* Source records *
++++++++++

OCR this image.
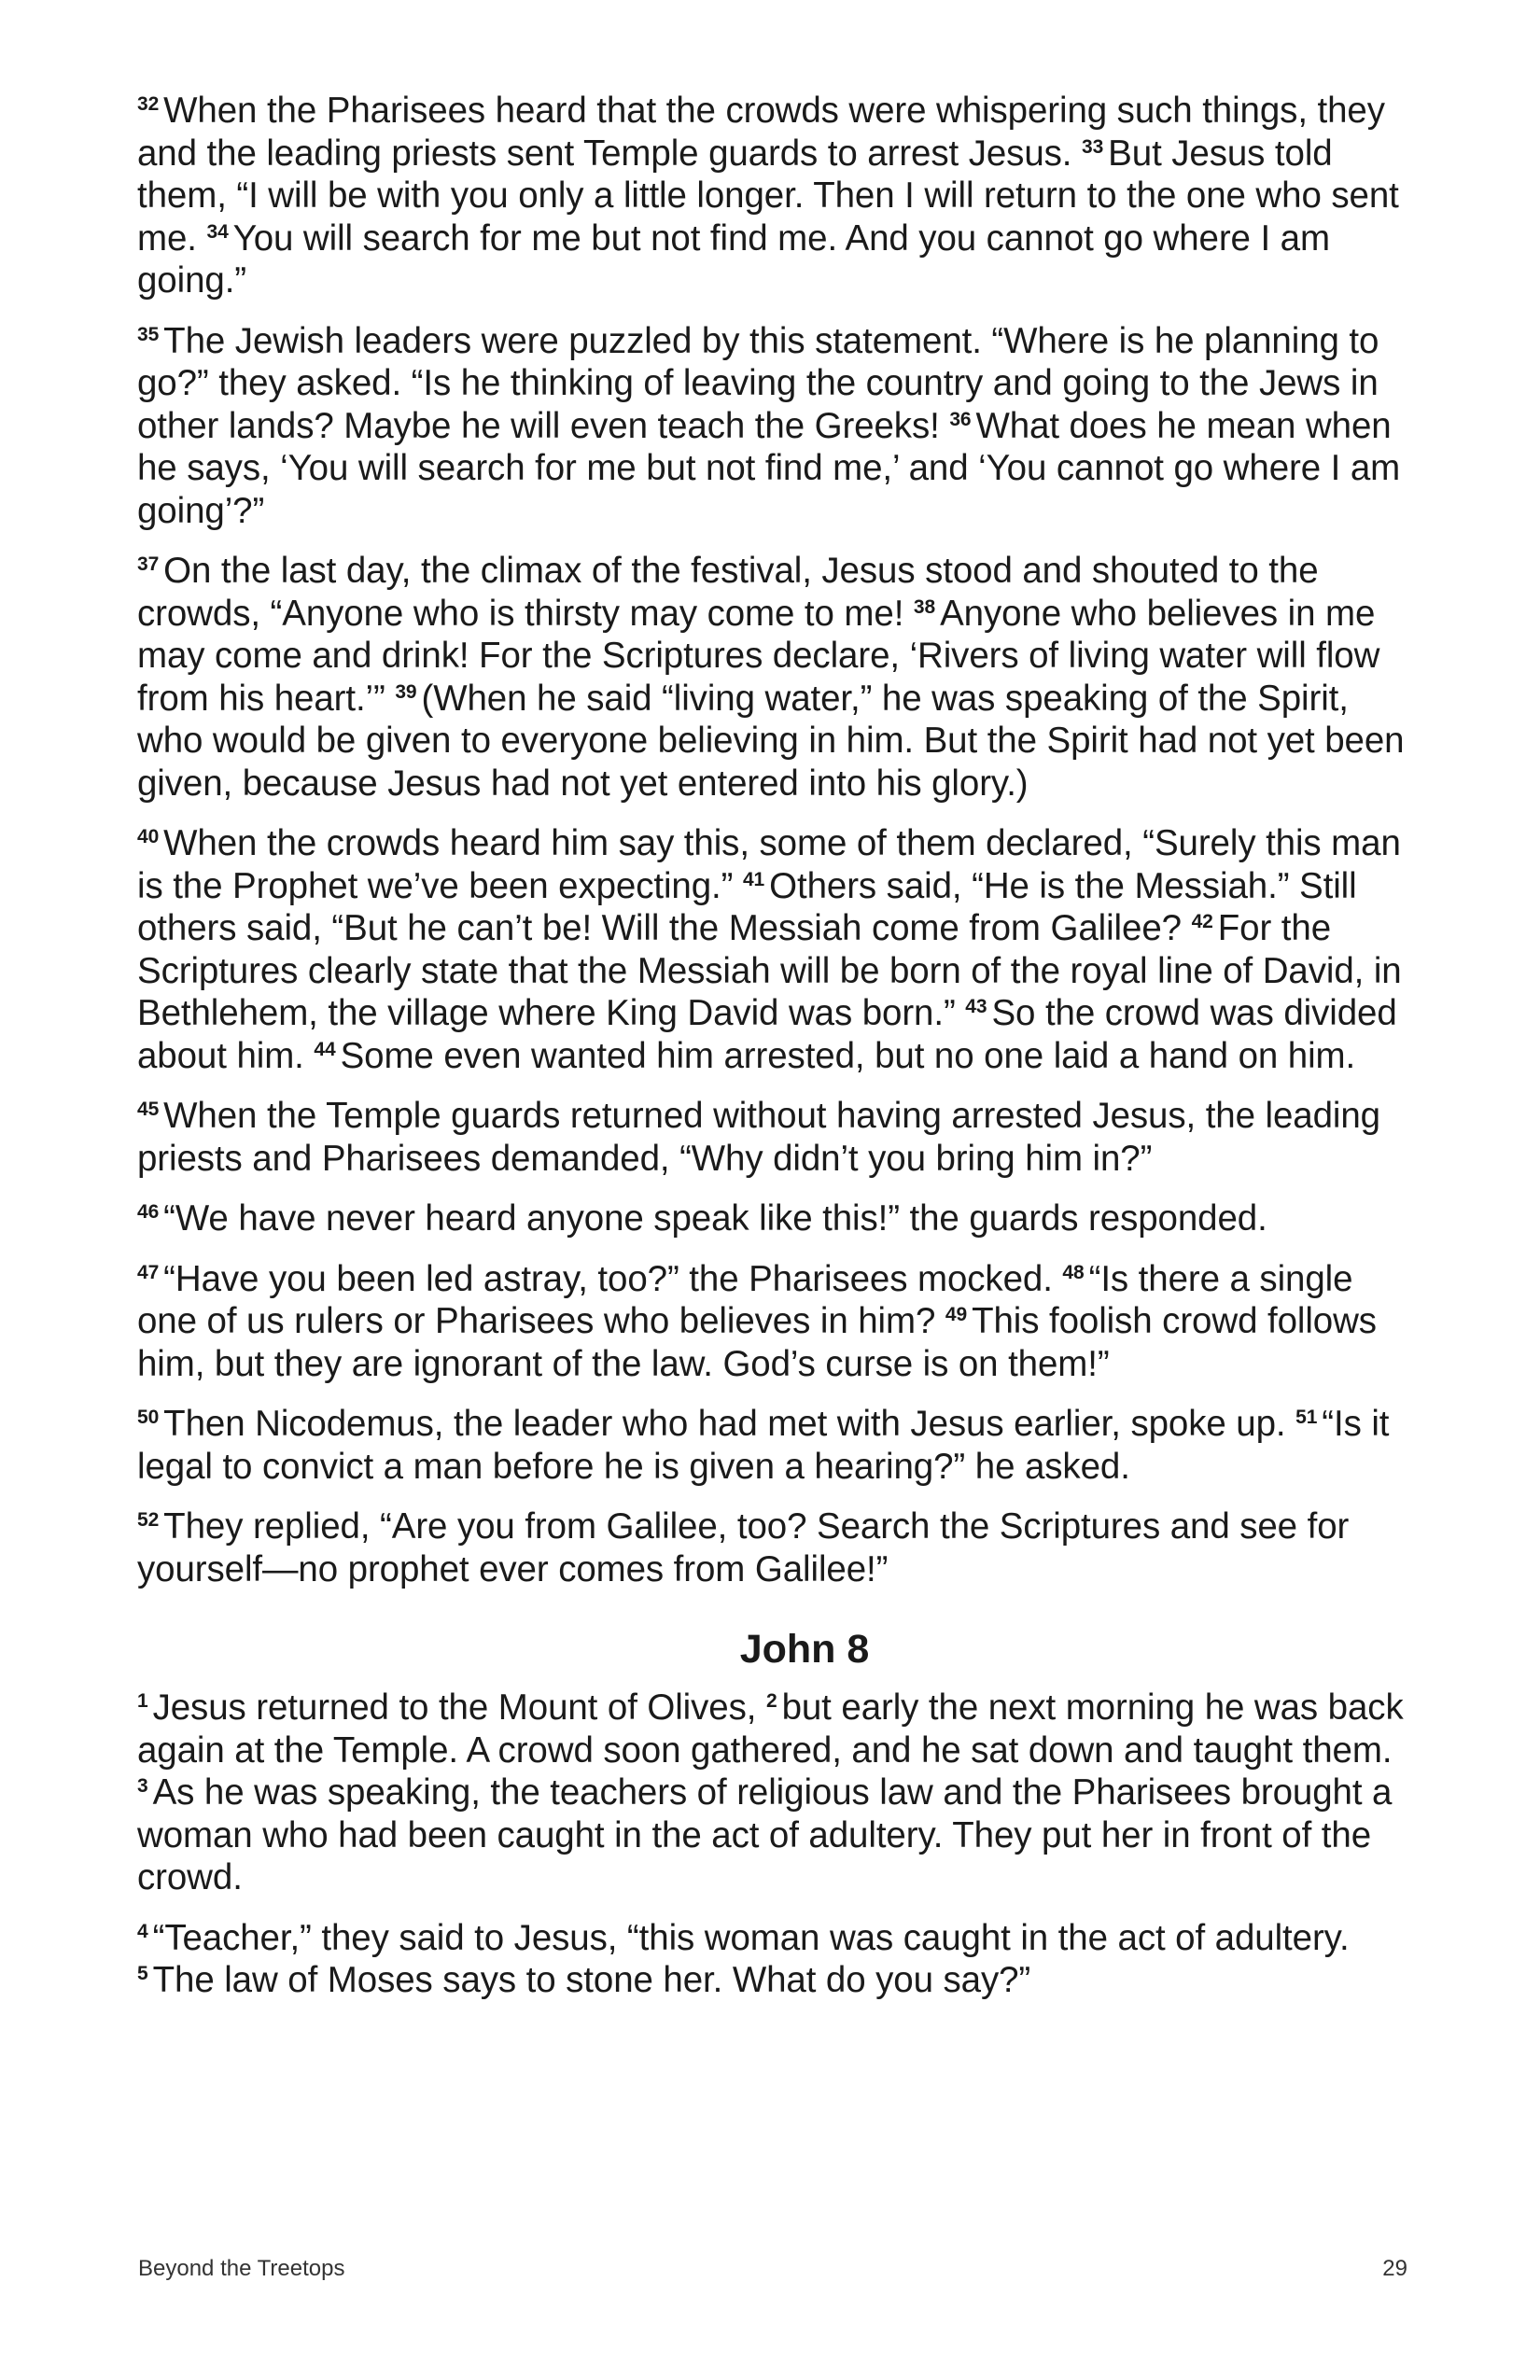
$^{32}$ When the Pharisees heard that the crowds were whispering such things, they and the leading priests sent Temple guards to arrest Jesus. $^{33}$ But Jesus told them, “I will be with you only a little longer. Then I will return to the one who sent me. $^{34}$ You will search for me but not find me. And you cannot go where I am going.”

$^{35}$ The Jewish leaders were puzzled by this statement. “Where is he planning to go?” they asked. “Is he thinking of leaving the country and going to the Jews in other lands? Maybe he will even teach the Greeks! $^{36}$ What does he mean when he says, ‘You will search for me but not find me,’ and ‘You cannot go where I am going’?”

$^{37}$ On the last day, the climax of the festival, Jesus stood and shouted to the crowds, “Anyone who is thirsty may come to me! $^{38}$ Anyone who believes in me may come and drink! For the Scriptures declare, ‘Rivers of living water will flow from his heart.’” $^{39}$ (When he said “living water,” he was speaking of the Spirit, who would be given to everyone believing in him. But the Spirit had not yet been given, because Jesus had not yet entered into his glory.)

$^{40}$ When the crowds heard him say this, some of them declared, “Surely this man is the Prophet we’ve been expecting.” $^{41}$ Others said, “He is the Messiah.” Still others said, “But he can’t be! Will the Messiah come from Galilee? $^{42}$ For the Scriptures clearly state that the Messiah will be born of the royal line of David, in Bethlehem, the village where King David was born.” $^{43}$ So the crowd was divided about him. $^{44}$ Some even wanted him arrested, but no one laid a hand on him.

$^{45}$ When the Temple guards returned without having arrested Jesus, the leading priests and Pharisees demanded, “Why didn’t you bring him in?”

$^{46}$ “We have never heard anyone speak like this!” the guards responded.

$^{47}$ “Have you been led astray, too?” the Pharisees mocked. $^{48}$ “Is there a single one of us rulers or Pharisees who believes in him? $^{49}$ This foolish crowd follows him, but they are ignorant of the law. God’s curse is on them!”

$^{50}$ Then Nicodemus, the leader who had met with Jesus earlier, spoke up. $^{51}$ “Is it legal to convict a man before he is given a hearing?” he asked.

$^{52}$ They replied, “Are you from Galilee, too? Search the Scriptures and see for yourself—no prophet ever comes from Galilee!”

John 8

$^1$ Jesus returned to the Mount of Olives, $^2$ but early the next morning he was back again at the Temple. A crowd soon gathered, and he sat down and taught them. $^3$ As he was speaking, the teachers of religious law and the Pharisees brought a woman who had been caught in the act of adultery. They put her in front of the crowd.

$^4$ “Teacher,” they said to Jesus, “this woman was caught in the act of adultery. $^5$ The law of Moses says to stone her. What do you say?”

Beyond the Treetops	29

++++++++++

* Set exercise *
Write out each line of the data exactly; the images should be left out.

* Full output *
OCR this image.
$^{32}$ When the Pharisees heard that the crowds were whispering such things, they and the leading priests sent Temple guards to arrest Jesus. $^{33}$ But Jesus told them, “I will be with you only a little longer. Then I will return to the one who sent me. $^{34}$ You will search for me but not find me. And you cannot go where I am going.”

$^{35}$ The Jewish leaders were puzzled by this statement. “Where is he planning to go?” they asked. “Is he thinking of leaving the country and going to the Jews in other lands? Maybe he will even teach the Greeks! $^{36}$ What does he mean when he says, ‘You will search for me but not find me,’ and ‘You cannot go where I am going’?”

$^{37}$ On the last day, the climax of the festival, Jesus stood and shouted to the crowds, “Anyone who is thirsty may come to me! $^{38}$ Anyone who believes in me may come and drink! For the Scriptures declare, ‘Rivers of living water will flow from his heart.’” $^{39}$ (When he said “living water,” he was speaking of the Spirit, who would be given to everyone believing in him. But the Spirit had not yet been given, because Jesus had not yet entered into his glory.)

$^{40}$ When the crowds heard him say this, some of them declared, “Surely this man is the Prophet we’ve been expecting.” $^{41}$ Others said, “He is the Messiah.” Still others said, “But he can’t be! Will the Messiah come from Galilee? $^{42}$ For the Scriptures clearly state that the Messiah will be born of the royal line of David, in Bethlehem, the village where King David was born.” $^{43}$ So the crowd was divided about him. $^{44}$ Some even wanted him arrested, but no one laid a hand on him.

$^{45}$ When the Temple guards returned without having arrested Jesus, the leading priests and Pharisees demanded, “Why didn’t you bring him in?”

$^{46}$ “We have never heard anyone speak like this!” the guards responded.

$^{47}$ “Have you been led astray, too?” the Pharisees mocked. $^{48}$ “Is there a single one of us rulers or Pharisees who believes in him? $^{49}$ This foolish crowd follows him, but they are ignorant of the law. God’s curse is on them!”

$^{50}$ Then Nicodemus, the leader who had met with Jesus earlier, spoke up. $^{51}$ “Is it legal to convict a man before he is given a hearing?” he asked.

$^{52}$ They replied, “Are you from Galilee, too? Search the Scriptures and see for yourself—no prophet ever comes from Galilee!”

John 8

$^1$ Jesus returned to the Mount of Olives, $^2$ but early the next morning he was back again at the Temple. A crowd soon gathered, and he sat down and taught them. $^3$ As he was speaking, the teachers of religious law and the Pharisees brought a woman who had been caught in the act of adultery. They put her in front of the crowd.

$^4$ “Teacher,” they said to Jesus, “this woman was caught in the act of adultery. $^5$ The law of Moses says to stone her. What do you say?”

Beyond the Treetops	29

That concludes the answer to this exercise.